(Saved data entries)
------------------------------------

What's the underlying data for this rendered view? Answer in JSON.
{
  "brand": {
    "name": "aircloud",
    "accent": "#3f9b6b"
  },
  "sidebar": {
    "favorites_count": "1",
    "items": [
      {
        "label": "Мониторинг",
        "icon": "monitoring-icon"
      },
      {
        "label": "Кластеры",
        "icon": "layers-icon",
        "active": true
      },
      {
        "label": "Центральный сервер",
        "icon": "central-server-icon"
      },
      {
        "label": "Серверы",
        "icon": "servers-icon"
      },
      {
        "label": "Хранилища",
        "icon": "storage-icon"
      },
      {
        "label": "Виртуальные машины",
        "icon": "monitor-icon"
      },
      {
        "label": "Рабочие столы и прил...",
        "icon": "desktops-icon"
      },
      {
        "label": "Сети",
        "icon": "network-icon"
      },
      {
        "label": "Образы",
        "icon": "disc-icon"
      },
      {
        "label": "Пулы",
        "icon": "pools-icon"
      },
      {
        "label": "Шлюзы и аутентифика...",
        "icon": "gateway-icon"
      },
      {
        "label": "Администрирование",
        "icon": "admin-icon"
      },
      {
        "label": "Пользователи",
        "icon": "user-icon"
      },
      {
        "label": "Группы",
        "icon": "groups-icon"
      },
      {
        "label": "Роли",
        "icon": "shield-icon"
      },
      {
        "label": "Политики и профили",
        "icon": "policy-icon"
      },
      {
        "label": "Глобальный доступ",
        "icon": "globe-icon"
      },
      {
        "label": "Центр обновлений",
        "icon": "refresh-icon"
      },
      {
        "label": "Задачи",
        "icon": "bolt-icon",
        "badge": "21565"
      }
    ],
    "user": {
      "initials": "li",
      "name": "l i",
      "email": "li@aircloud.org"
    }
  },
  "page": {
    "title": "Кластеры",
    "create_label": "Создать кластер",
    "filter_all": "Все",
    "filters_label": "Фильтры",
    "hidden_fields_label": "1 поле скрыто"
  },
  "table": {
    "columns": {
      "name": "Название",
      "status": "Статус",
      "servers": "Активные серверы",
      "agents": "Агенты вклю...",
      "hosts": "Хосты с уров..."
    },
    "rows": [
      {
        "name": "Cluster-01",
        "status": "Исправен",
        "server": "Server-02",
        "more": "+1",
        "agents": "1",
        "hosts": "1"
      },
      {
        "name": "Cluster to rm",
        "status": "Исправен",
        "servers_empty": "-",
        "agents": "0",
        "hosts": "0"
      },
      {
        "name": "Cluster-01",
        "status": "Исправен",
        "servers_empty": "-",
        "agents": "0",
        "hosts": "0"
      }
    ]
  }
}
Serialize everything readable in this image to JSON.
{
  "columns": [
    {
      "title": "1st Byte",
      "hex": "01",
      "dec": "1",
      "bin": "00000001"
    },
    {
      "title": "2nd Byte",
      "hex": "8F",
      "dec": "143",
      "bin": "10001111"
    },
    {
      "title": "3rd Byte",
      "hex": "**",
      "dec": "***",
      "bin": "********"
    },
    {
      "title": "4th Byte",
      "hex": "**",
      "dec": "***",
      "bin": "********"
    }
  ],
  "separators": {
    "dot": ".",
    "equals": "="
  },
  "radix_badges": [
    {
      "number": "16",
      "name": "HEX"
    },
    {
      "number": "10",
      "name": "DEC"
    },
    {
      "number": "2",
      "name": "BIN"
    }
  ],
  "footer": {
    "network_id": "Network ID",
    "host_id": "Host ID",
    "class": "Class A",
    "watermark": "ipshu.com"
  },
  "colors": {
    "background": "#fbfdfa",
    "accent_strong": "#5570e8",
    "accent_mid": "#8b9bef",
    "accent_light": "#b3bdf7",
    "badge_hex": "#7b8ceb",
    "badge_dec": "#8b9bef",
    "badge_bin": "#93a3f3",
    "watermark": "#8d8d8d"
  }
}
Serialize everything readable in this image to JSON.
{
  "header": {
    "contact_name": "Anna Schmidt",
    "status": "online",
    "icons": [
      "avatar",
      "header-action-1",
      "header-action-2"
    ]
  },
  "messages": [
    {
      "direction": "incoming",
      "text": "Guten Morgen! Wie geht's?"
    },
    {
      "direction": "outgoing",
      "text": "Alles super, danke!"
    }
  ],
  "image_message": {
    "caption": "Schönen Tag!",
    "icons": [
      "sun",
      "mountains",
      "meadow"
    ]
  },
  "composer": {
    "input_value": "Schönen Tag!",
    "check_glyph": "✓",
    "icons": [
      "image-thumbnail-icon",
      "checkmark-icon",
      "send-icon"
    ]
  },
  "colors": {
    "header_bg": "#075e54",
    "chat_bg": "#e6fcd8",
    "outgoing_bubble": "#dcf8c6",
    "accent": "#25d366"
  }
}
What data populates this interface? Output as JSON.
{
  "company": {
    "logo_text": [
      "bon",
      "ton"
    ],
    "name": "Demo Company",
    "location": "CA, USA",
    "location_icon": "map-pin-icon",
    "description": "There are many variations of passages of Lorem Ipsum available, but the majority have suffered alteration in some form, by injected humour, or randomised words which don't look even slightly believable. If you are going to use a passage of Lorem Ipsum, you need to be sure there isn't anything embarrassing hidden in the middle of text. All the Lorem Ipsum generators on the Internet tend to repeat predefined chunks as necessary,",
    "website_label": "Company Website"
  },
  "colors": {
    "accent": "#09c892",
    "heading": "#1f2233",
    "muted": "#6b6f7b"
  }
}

------------------------------------

--- Task instructions ---
Reproduce all of the entries word for word.

--- Answer to the task ---
What's the underlying data for this rendered view? Answer in JSON.
{
  "brand": {
    "name": "aircloud",
    "accent": "#3f9b6b"
  },
  "sidebar": {
    "favorites_count": "1",
    "items": [
      {
        "label": "Мониторинг",
        "icon": "monitoring-icon"
      },
      {
        "label": "Кластеры",
        "icon": "layers-icon",
        "active": true
      },
      {
        "label": "Центральный сервер",
        "icon": "central-server-icon"
      },
      {
        "label": "Серверы",
        "icon": "servers-icon"
      },
      {
        "label": "Хранилища",
        "icon": "storage-icon"
      },
      {
        "label": "Виртуальные машины",
        "icon": "monitor-icon"
      },
      {
        "label": "Рабочие столы и прил...",
        "icon": "desktops-icon"
      },
      {
        "label": "Сети",
        "icon": "network-icon"
      },
      {
        "label": "Образы",
        "icon": "disc-icon"
      },
      {
        "label": "Пулы",
        "icon": "pools-icon"
      },
      {
        "label": "Шлюзы и аутентифика...",
        "icon": "gateway-icon"
      },
      {
        "label": "Администрирование",
        "icon": "admin-icon"
      },
      {
        "label": "Пользователи",
        "icon": "user-icon"
      },
      {
        "label": "Группы",
        "icon": "groups-icon"
      },
      {
        "label": "Роли",
        "icon": "shield-icon"
      },
      {
        "label": "Политики и профили",
        "icon": "policy-icon"
      },
      {
        "label": "Глобальный доступ",
        "icon": "globe-icon"
      },
      {
        "label": "Центр обновлений",
        "icon": "refresh-icon"
      },
      {
        "label": "Задачи",
        "icon": "bolt-icon",
        "badge": "21565"
      }
    ],
    "user": {
      "initials": "li",
      "name": "l i",
      "email": "li@aircloud.org"
    }
  },
  "page": {
    "title": "Кластеры",
    "create_label": "Создать кластер",
    "filter_all": "Все",
    "filters_label": "Фильтры",
    "hidden_fields_label": "1 поле скрыто"
  },
  "table": {
    "columns": {
      "name": "Название",
      "status": "Статус",
      "servers": "Активные серверы",
      "agents": "Агенты вклю...",
      "hosts": "Хосты с уров..."
    },
    "rows": [
      {
        "name": "Cluster-01",
        "status": "Исправен",
        "server": "Server-02",
        "more": "+1",
        "agents": "1",
        "hosts": "1"
      },
      {
        "name": "Cluster to rm",
        "status": "Исправен",
        "servers_empty": "-",
        "agents": "0",
        "hosts": "0"
      },
      {
        "name": "Cluster-01",
        "status": "Исправен",
        "servers_empty": "-",
        "agents": "0",
        "hosts": "0"
      }
    ]
  }
}
Serialize everything readable in this image to JSON.
{
  "columns": [
    {
      "title": "1st Byte",
      "hex": "01",
      "dec": "1",
      "bin": "00000001"
    },
    {
      "title": "2nd Byte",
      "hex": "8F",
      "dec": "143",
      "bin": "10001111"
    },
    {
      "title": "3rd Byte",
      "hex": "**",
      "dec": "***",
      "bin": "********"
    },
    {
      "title": "4th Byte",
      "hex": "**",
      "dec": "***",
      "bin": "********"
    }
  ],
  "separators": {
    "dot": ".",
    "equals": "="
  },
  "radix_badges": [
    {
      "number": "16",
      "name": "HEX"
    },
    {
      "number": "10",
      "name": "DEC"
    },
    {
      "number": "2",
      "name": "BIN"
    }
  ],
  "footer": {
    "network_id": "Network ID",
    "host_id": "Host ID",
    "class": "Class A",
    "watermark": "ipshu.com"
  },
  "colors": {
    "background": "#fbfdfa",
    "accent_strong": "#5570e8",
    "accent_mid": "#8b9bef",
    "accent_light": "#b3bdf7",
    "badge_hex": "#7b8ceb",
    "badge_dec": "#8b9bef",
    "badge_bin": "#93a3f3",
    "watermark": "#8d8d8d"
  }
}
Serialize everything readable in this image to JSON.
{
  "header": {
    "contact_name": "Anna Schmidt",
    "status": "online",
    "icons": [
      "avatar",
      "header-action-1",
      "header-action-2"
    ]
  },
  "messages": [
    {
      "direction": "incoming",
      "text": "Guten Morgen! Wie geht's?"
    },
    {
      "direction": "outgoing",
      "text": "Alles super, danke!"
    }
  ],
  "image_message": {
    "caption": "Schönen Tag!",
    "icons": [
      "sun",
      "mountains",
      "meadow"
    ]
  },
  "composer": {
    "input_value": "Schönen Tag!",
    "check_glyph": "✓",
    "icons": [
      "image-thumbnail-icon",
      "checkmark-icon",
      "send-icon"
    ]
  },
  "colors": {
    "header_bg": "#075e54",
    "chat_bg": "#e6fcd8",
    "outgoing_bubble": "#dcf8c6",
    "accent": "#25d366"
  }
}
What data populates this interface? Output as JSON.
{
  "company": {
    "logo_text": [
      "bon",
      "ton"
    ],
    "name": "Demo Company",
    "location": "CA, USA",
    "location_icon": "map-pin-icon",
    "description": "There are many variations of passages of Lorem Ipsum available, but the majority have suffered alteration in some form, by injected humour, or randomised words which don't look even slightly believable. If you are going to use a passage of Lorem Ipsum, you need to be sure there isn't anything embarrassing hidden in the middle of text. All the Lorem Ipsum generators on the Internet tend to repeat predefined chunks as necessary,",
    "website_label": "Company Website"
  },
  "colors": {
    "accent": "#09c892",
    "heading": "#1f2233",
    "muted": "#6b6f7b"
  }
}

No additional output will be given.